◆ **WHAT NEEDS TO BE DONE**
Without the images, print all the entries below exactly as given.
** Start INPUT DATA **
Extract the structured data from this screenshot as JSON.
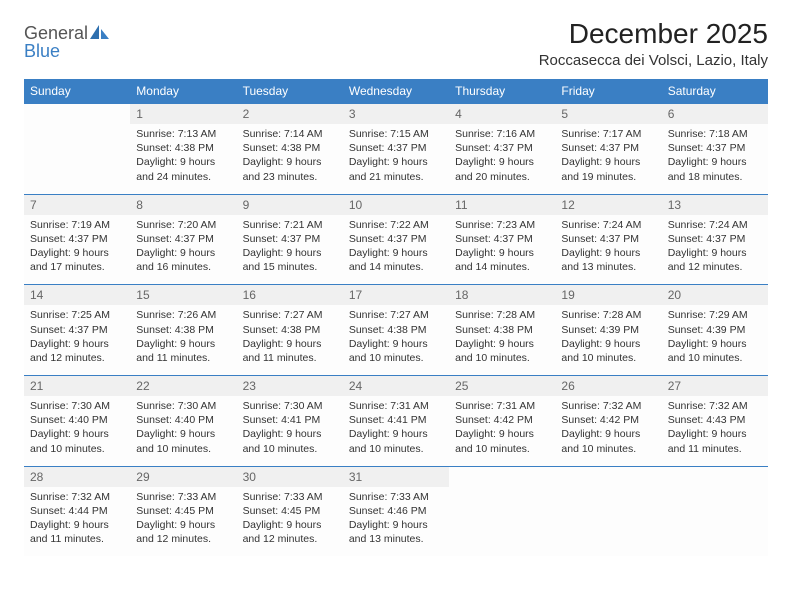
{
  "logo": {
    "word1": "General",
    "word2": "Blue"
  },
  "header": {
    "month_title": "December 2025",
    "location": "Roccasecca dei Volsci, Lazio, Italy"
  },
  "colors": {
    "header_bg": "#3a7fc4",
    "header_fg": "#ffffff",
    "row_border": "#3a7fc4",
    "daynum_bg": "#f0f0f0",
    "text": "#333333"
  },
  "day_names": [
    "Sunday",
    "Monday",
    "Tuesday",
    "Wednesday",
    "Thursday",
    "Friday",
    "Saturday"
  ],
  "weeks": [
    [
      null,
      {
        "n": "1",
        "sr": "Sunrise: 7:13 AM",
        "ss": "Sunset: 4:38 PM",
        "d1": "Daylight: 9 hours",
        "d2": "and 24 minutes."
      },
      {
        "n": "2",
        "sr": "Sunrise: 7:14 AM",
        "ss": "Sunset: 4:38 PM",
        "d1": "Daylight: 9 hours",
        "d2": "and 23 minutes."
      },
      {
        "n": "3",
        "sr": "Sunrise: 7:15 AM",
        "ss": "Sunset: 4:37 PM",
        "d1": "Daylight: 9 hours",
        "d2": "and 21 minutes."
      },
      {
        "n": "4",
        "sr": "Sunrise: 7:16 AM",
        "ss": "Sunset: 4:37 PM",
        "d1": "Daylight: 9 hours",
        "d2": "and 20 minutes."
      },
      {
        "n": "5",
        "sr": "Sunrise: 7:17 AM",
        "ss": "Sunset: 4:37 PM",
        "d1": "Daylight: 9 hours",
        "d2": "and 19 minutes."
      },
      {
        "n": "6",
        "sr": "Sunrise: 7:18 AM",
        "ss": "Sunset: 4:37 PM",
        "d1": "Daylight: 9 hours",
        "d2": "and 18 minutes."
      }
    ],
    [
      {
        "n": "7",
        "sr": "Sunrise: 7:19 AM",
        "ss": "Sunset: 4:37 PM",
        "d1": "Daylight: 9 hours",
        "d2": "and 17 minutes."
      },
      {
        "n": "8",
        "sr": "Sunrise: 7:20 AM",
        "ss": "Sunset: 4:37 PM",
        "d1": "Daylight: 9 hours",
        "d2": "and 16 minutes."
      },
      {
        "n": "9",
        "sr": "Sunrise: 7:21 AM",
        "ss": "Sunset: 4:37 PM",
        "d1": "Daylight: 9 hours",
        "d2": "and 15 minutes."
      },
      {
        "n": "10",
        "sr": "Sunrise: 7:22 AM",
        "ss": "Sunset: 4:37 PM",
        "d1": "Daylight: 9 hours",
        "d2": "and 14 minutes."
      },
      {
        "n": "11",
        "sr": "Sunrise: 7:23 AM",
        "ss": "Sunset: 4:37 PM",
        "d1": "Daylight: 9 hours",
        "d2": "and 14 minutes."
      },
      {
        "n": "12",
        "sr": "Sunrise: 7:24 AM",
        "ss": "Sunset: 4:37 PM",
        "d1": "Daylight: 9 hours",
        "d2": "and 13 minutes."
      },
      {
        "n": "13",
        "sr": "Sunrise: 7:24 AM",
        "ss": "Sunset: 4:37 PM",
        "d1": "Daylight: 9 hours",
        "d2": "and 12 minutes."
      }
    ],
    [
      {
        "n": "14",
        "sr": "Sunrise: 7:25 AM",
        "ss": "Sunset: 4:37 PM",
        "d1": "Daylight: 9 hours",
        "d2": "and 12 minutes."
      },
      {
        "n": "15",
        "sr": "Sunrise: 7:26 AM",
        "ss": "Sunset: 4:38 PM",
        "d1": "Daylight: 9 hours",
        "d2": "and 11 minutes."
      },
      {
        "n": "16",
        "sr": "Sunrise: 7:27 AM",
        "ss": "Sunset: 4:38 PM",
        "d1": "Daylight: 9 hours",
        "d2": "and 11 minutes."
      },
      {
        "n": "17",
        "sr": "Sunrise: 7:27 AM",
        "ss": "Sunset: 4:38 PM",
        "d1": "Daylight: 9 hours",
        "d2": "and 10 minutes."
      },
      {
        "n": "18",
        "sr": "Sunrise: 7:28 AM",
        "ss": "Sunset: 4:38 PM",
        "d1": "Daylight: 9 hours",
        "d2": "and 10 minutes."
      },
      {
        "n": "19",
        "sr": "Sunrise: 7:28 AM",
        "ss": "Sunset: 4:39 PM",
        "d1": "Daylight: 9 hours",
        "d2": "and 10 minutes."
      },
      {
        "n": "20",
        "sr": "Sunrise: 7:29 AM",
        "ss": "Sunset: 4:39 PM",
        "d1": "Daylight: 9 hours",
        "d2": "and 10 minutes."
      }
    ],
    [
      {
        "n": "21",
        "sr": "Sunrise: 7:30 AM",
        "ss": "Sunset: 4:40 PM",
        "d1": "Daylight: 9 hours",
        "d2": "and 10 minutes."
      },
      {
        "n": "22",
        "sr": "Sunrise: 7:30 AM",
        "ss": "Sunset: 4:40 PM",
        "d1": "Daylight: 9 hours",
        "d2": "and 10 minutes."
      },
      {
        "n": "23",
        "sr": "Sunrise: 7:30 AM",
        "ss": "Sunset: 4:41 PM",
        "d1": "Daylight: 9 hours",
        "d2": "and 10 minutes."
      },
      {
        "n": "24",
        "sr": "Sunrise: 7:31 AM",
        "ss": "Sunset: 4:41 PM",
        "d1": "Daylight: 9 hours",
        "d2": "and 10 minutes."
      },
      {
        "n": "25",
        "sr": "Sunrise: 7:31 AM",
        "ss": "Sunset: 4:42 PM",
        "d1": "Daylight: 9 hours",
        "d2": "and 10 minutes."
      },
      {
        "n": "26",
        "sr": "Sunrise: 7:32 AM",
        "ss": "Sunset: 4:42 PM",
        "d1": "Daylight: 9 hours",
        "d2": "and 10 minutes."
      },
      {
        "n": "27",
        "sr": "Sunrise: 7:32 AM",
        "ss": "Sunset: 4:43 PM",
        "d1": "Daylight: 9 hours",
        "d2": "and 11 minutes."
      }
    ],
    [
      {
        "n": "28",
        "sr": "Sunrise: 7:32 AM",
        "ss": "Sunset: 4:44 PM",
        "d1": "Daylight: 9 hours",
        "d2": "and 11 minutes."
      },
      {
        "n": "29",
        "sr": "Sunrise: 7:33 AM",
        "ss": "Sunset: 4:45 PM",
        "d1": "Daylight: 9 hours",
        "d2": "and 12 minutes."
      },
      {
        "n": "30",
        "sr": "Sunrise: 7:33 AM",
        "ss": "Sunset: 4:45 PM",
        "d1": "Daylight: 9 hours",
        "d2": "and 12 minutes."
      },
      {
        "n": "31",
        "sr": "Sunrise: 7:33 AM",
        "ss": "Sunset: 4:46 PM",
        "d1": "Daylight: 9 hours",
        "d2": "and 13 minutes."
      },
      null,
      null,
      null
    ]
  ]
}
** End INPUT DATA **
◆ **ANSWER TO THIS PROBLEM**
Extract the structured data from this screenshot as JSON.
{
  "logo": {
    "word1": "General",
    "word2": "Blue"
  },
  "header": {
    "month_title": "December 2025",
    "location": "Roccasecca dei Volsci, Lazio, Italy"
  },
  "colors": {
    "header_bg": "#3a7fc4",
    "header_fg": "#ffffff",
    "row_border": "#3a7fc4",
    "daynum_bg": "#f0f0f0",
    "text": "#333333"
  },
  "day_names": [
    "Sunday",
    "Monday",
    "Tuesday",
    "Wednesday",
    "Thursday",
    "Friday",
    "Saturday"
  ],
  "weeks": [
    [
      null,
      {
        "n": "1",
        "sr": "Sunrise: 7:13 AM",
        "ss": "Sunset: 4:38 PM",
        "d1": "Daylight: 9 hours",
        "d2": "and 24 minutes."
      },
      {
        "n": "2",
        "sr": "Sunrise: 7:14 AM",
        "ss": "Sunset: 4:38 PM",
        "d1": "Daylight: 9 hours",
        "d2": "and 23 minutes."
      },
      {
        "n": "3",
        "sr": "Sunrise: 7:15 AM",
        "ss": "Sunset: 4:37 PM",
        "d1": "Daylight: 9 hours",
        "d2": "and 21 minutes."
      },
      {
        "n": "4",
        "sr": "Sunrise: 7:16 AM",
        "ss": "Sunset: 4:37 PM",
        "d1": "Daylight: 9 hours",
        "d2": "and 20 minutes."
      },
      {
        "n": "5",
        "sr": "Sunrise: 7:17 AM",
        "ss": "Sunset: 4:37 PM",
        "d1": "Daylight: 9 hours",
        "d2": "and 19 minutes."
      },
      {
        "n": "6",
        "sr": "Sunrise: 7:18 AM",
        "ss": "Sunset: 4:37 PM",
        "d1": "Daylight: 9 hours",
        "d2": "and 18 minutes."
      }
    ],
    [
      {
        "n": "7",
        "sr": "Sunrise: 7:19 AM",
        "ss": "Sunset: 4:37 PM",
        "d1": "Daylight: 9 hours",
        "d2": "and 17 minutes."
      },
      {
        "n": "8",
        "sr": "Sunrise: 7:20 AM",
        "ss": "Sunset: 4:37 PM",
        "d1": "Daylight: 9 hours",
        "d2": "and 16 minutes."
      },
      {
        "n": "9",
        "sr": "Sunrise: 7:21 AM",
        "ss": "Sunset: 4:37 PM",
        "d1": "Daylight: 9 hours",
        "d2": "and 15 minutes."
      },
      {
        "n": "10",
        "sr": "Sunrise: 7:22 AM",
        "ss": "Sunset: 4:37 PM",
        "d1": "Daylight: 9 hours",
        "d2": "and 14 minutes."
      },
      {
        "n": "11",
        "sr": "Sunrise: 7:23 AM",
        "ss": "Sunset: 4:37 PM",
        "d1": "Daylight: 9 hours",
        "d2": "and 14 minutes."
      },
      {
        "n": "12",
        "sr": "Sunrise: 7:24 AM",
        "ss": "Sunset: 4:37 PM",
        "d1": "Daylight: 9 hours",
        "d2": "and 13 minutes."
      },
      {
        "n": "13",
        "sr": "Sunrise: 7:24 AM",
        "ss": "Sunset: 4:37 PM",
        "d1": "Daylight: 9 hours",
        "d2": "and 12 minutes."
      }
    ],
    [
      {
        "n": "14",
        "sr": "Sunrise: 7:25 AM",
        "ss": "Sunset: 4:37 PM",
        "d1": "Daylight: 9 hours",
        "d2": "and 12 minutes."
      },
      {
        "n": "15",
        "sr": "Sunrise: 7:26 AM",
        "ss": "Sunset: 4:38 PM",
        "d1": "Daylight: 9 hours",
        "d2": "and 11 minutes."
      },
      {
        "n": "16",
        "sr": "Sunrise: 7:27 AM",
        "ss": "Sunset: 4:38 PM",
        "d1": "Daylight: 9 hours",
        "d2": "and 11 minutes."
      },
      {
        "n": "17",
        "sr": "Sunrise: 7:27 AM",
        "ss": "Sunset: 4:38 PM",
        "d1": "Daylight: 9 hours",
        "d2": "and 10 minutes."
      },
      {
        "n": "18",
        "sr": "Sunrise: 7:28 AM",
        "ss": "Sunset: 4:38 PM",
        "d1": "Daylight: 9 hours",
        "d2": "and 10 minutes."
      },
      {
        "n": "19",
        "sr": "Sunrise: 7:28 AM",
        "ss": "Sunset: 4:39 PM",
        "d1": "Daylight: 9 hours",
        "d2": "and 10 minutes."
      },
      {
        "n": "20",
        "sr": "Sunrise: 7:29 AM",
        "ss": "Sunset: 4:39 PM",
        "d1": "Daylight: 9 hours",
        "d2": "and 10 minutes."
      }
    ],
    [
      {
        "n": "21",
        "sr": "Sunrise: 7:30 AM",
        "ss": "Sunset: 4:40 PM",
        "d1": "Daylight: 9 hours",
        "d2": "and 10 minutes."
      },
      {
        "n": "22",
        "sr": "Sunrise: 7:30 AM",
        "ss": "Sunset: 4:40 PM",
        "d1": "Daylight: 9 hours",
        "d2": "and 10 minutes."
      },
      {
        "n": "23",
        "sr": "Sunrise: 7:30 AM",
        "ss": "Sunset: 4:41 PM",
        "d1": "Daylight: 9 hours",
        "d2": "and 10 minutes."
      },
      {
        "n": "24",
        "sr": "Sunrise: 7:31 AM",
        "ss": "Sunset: 4:41 PM",
        "d1": "Daylight: 9 hours",
        "d2": "and 10 minutes."
      },
      {
        "n": "25",
        "sr": "Sunrise: 7:31 AM",
        "ss": "Sunset: 4:42 PM",
        "d1": "Daylight: 9 hours",
        "d2": "and 10 minutes."
      },
      {
        "n": "26",
        "sr": "Sunrise: 7:32 AM",
        "ss": "Sunset: 4:42 PM",
        "d1": "Daylight: 9 hours",
        "d2": "and 10 minutes."
      },
      {
        "n": "27",
        "sr": "Sunrise: 7:32 AM",
        "ss": "Sunset: 4:43 PM",
        "d1": "Daylight: 9 hours",
        "d2": "and 11 minutes."
      }
    ],
    [
      {
        "n": "28",
        "sr": "Sunrise: 7:32 AM",
        "ss": "Sunset: 4:44 PM",
        "d1": "Daylight: 9 hours",
        "d2": "and 11 minutes."
      },
      {
        "n": "29",
        "sr": "Sunrise: 7:33 AM",
        "ss": "Sunset: 4:45 PM",
        "d1": "Daylight: 9 hours",
        "d2": "and 12 minutes."
      },
      {
        "n": "30",
        "sr": "Sunrise: 7:33 AM",
        "ss": "Sunset: 4:45 PM",
        "d1": "Daylight: 9 hours",
        "d2": "and 12 minutes."
      },
      {
        "n": "31",
        "sr": "Sunrise: 7:33 AM",
        "ss": "Sunset: 4:46 PM",
        "d1": "Daylight: 9 hours",
        "d2": "and 13 minutes."
      },
      null,
      null,
      null
    ]
  ]
}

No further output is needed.